**Material shown:**
* BEGIN *

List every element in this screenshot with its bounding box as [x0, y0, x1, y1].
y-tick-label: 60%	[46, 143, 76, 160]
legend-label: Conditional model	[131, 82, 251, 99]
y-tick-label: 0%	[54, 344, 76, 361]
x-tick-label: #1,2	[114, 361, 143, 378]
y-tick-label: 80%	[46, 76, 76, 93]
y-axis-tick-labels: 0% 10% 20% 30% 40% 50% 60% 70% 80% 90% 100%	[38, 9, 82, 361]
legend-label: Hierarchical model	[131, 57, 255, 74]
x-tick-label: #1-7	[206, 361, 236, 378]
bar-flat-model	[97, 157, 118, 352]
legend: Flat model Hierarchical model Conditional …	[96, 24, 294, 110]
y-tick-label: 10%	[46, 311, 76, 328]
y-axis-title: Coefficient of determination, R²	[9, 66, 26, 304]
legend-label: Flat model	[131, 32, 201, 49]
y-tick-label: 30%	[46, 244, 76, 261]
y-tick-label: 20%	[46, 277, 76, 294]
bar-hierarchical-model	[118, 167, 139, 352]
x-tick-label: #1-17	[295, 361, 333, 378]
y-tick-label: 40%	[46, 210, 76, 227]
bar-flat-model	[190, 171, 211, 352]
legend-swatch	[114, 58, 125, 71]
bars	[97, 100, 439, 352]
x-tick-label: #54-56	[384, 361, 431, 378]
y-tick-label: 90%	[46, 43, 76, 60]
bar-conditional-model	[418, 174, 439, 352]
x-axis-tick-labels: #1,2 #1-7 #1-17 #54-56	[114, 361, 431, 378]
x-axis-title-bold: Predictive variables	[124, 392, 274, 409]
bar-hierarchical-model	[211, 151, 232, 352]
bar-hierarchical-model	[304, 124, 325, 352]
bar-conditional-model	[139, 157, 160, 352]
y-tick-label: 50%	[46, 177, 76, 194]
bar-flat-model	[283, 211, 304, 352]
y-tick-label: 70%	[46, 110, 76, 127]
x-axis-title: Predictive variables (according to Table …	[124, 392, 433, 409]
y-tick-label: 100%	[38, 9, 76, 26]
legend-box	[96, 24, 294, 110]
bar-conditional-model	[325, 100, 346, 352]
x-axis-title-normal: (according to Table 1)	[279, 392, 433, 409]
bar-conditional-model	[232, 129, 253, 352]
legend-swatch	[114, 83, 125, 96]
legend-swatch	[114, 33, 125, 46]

* END *

Copy out every line of the records above without changing a single character.

List every element in this screenshot with its bounding box as [x0, y0, x1, y1].
y-tick-label: 60%	[46, 143, 76, 160]
legend-label: Conditional model	[131, 82, 251, 99]
y-tick-label: 0%	[54, 344, 76, 361]
x-tick-label: #1,2	[114, 361, 143, 378]
y-tick-label: 80%	[46, 76, 76, 93]
y-axis-tick-labels: 0% 10% 20% 30% 40% 50% 60% 70% 80% 90% 100%	[38, 9, 82, 361]
legend-label: Hierarchical model	[131, 57, 255, 74]
x-tick-label: #1-7	[206, 361, 236, 378]
bar-flat-model	[97, 157, 118, 352]
legend: Flat model Hierarchical model Conditional …	[96, 24, 294, 110]
y-tick-label: 10%	[46, 311, 76, 328]
y-axis-title: Coefficient of determination, R²	[9, 66, 26, 304]
legend-label: Flat model	[131, 32, 201, 49]
y-tick-label: 30%	[46, 244, 76, 261]
y-tick-label: 20%	[46, 277, 76, 294]
bar-hierarchical-model	[118, 167, 139, 352]
x-tick-label: #1-17	[295, 361, 333, 378]
y-tick-label: 40%	[46, 210, 76, 227]
bar-flat-model	[190, 171, 211, 352]
legend-swatch	[114, 58, 125, 71]
bars	[97, 100, 439, 352]
x-tick-label: #54-56	[384, 361, 431, 378]
y-tick-label: 90%	[46, 43, 76, 60]
bar-conditional-model	[418, 174, 439, 352]
x-axis-tick-labels: #1,2 #1-7 #1-17 #54-56	[114, 361, 431, 378]
x-axis-title-bold: Predictive variables	[124, 392, 274, 409]
bar-hierarchical-model	[211, 151, 232, 352]
bar-hierarchical-model	[304, 124, 325, 352]
bar-conditional-model	[139, 157, 160, 352]
y-tick-label: 50%	[46, 177, 76, 194]
bar-flat-model	[283, 211, 304, 352]
y-tick-label: 70%	[46, 110, 76, 127]
x-axis-title: Predictive variables (according to Table …	[124, 392, 433, 409]
y-tick-label: 100%	[38, 9, 76, 26]
legend-box	[96, 24, 294, 110]
bar-conditional-model	[325, 100, 346, 352]
x-axis-title-normal: (according to Table 1)	[279, 392, 433, 409]
bar-conditional-model	[232, 129, 253, 352]
legend-swatch	[114, 83, 125, 96]
legend-swatch	[114, 33, 125, 46]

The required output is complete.